Problem statement | In your copy, repeat the records exactly and leave out the pictures.

Material provided |
## BEGIN

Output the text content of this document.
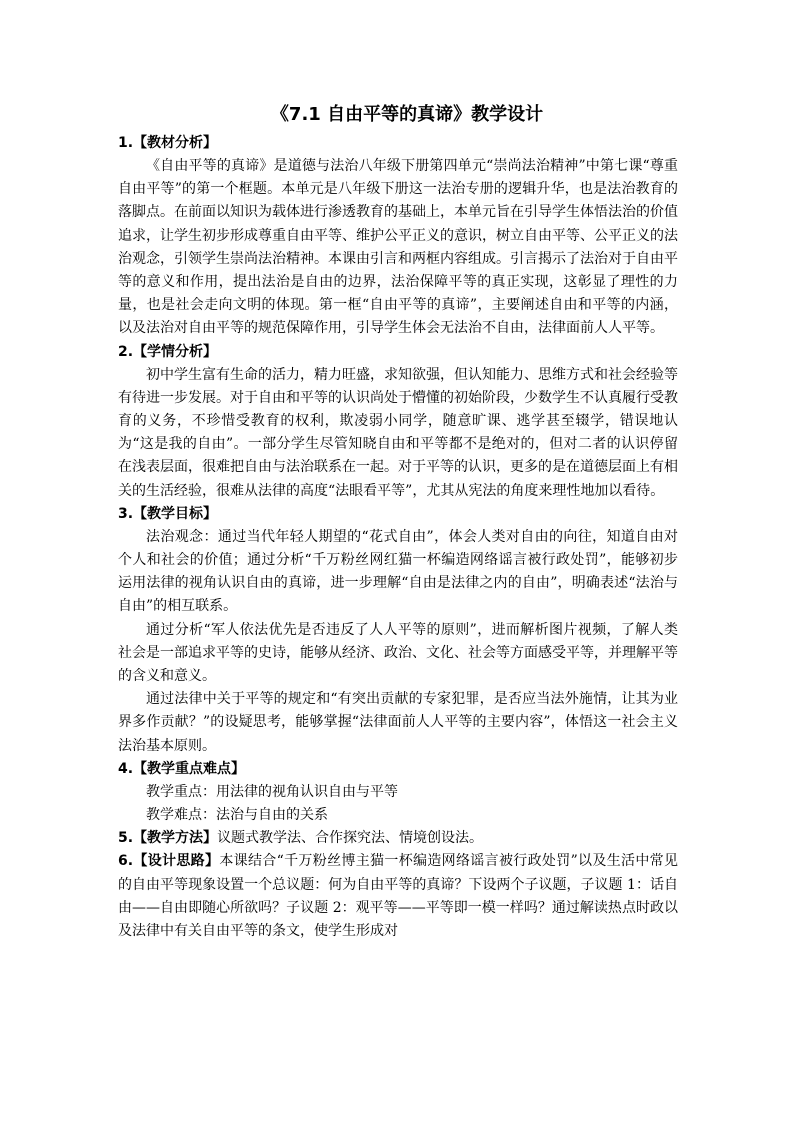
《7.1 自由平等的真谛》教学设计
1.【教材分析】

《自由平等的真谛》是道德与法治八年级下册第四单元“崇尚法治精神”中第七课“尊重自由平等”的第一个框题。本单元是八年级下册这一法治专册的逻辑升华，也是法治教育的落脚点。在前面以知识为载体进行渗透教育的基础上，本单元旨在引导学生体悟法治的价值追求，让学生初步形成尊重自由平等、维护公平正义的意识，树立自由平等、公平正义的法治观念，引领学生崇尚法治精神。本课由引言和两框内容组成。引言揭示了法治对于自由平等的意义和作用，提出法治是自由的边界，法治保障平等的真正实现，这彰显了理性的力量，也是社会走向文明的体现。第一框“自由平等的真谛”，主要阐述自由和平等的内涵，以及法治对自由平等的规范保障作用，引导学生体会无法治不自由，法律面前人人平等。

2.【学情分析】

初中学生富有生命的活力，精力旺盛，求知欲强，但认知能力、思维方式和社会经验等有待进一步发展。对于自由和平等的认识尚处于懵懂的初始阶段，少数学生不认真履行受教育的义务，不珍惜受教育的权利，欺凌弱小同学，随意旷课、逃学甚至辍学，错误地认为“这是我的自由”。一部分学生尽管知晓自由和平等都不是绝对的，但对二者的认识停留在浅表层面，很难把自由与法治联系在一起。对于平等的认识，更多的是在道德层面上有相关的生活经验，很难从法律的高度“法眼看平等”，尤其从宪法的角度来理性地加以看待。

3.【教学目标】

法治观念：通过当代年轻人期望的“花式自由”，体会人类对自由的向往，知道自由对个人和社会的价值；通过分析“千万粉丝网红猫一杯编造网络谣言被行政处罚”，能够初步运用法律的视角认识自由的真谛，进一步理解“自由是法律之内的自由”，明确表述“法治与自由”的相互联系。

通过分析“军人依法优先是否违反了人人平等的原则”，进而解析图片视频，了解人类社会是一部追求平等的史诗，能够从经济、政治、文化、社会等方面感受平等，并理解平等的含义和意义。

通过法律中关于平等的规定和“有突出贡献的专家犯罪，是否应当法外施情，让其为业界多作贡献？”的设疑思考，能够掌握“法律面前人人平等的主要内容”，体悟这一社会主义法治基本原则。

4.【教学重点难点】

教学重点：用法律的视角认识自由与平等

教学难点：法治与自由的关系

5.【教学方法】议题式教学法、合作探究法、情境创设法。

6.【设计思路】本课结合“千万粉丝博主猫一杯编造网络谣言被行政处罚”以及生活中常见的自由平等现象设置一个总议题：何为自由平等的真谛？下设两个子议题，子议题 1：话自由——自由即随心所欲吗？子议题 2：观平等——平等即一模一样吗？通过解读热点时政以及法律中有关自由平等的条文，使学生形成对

## END

Problem solution |
Output the text content of this document.
《7.1 自由平等的真谛》教学设计
1.【教材分析】

《自由平等的真谛》是道德与法治八年级下册第四单元“崇尚法治精神”中第七课“尊重自由平等”的第一个框题。本单元是八年级下册这一法治专册的逻辑升华，也是法治教育的落脚点。在前面以知识为载体进行渗透教育的基础上，本单元旨在引导学生体悟法治的价值追求，让学生初步形成尊重自由平等、维护公平正义的意识，树立自由平等、公平正义的法治观念，引领学生崇尚法治精神。本课由引言和两框内容组成。引言揭示了法治对于自由平等的意义和作用，提出法治是自由的边界，法治保障平等的真正实现，这彰显了理性的力量，也是社会走向文明的体现。第一框“自由平等的真谛”，主要阐述自由和平等的内涵，以及法治对自由平等的规范保障作用，引导学生体会无法治不自由，法律面前人人平等。

2.【学情分析】

初中学生富有生命的活力，精力旺盛，求知欲强，但认知能力、思维方式和社会经验等有待进一步发展。对于自由和平等的认识尚处于懵懂的初始阶段，少数学生不认真履行受教育的义务，不珍惜受教育的权利，欺凌弱小同学，随意旷课、逃学甚至辍学，错误地认为“这是我的自由”。一部分学生尽管知晓自由和平等都不是绝对的，但对二者的认识停留在浅表层面，很难把自由与法治联系在一起。对于平等的认识，更多的是在道德层面上有相关的生活经验，很难从法律的高度“法眼看平等”，尤其从宪法的角度来理性地加以看待。

3.【教学目标】

法治观念：通过当代年轻人期望的“花式自由”，体会人类对自由的向往，知道自由对个人和社会的价值；通过分析“千万粉丝网红猫一杯编造网络谣言被行政处罚”，能够初步运用法律的视角认识自由的真谛，进一步理解“自由是法律之内的自由”，明确表述“法治与自由”的相互联系。

通过分析“军人依法优先是否违反了人人平等的原则”，进而解析图片视频，了解人类社会是一部追求平等的史诗，能够从经济、政治、文化、社会等方面感受平等，并理解平等的含义和意义。

通过法律中关于平等的规定和“有突出贡献的专家犯罪，是否应当法外施情，让其为业界多作贡献？”的设疑思考，能够掌握“法律面前人人平等的主要内容”，体悟这一社会主义法治基本原则。

4.【教学重点难点】

教学重点：用法律的视角认识自由与平等

教学难点：法治与自由的关系

5.【教学方法】议题式教学法、合作探究法、情境创设法。

6.【设计思路】本课结合“千万粉丝博主猫一杯编造网络谣言被行政处罚”以及生活中常见的自由平等现象设置一个总议题：何为自由平等的真谛？下设两个子议题，子议题 1：话自由——自由即随心所欲吗？子议题 2：观平等——平等即一模一样吗？通过解读热点时政以及法律中有关自由平等的条文，使学生形成对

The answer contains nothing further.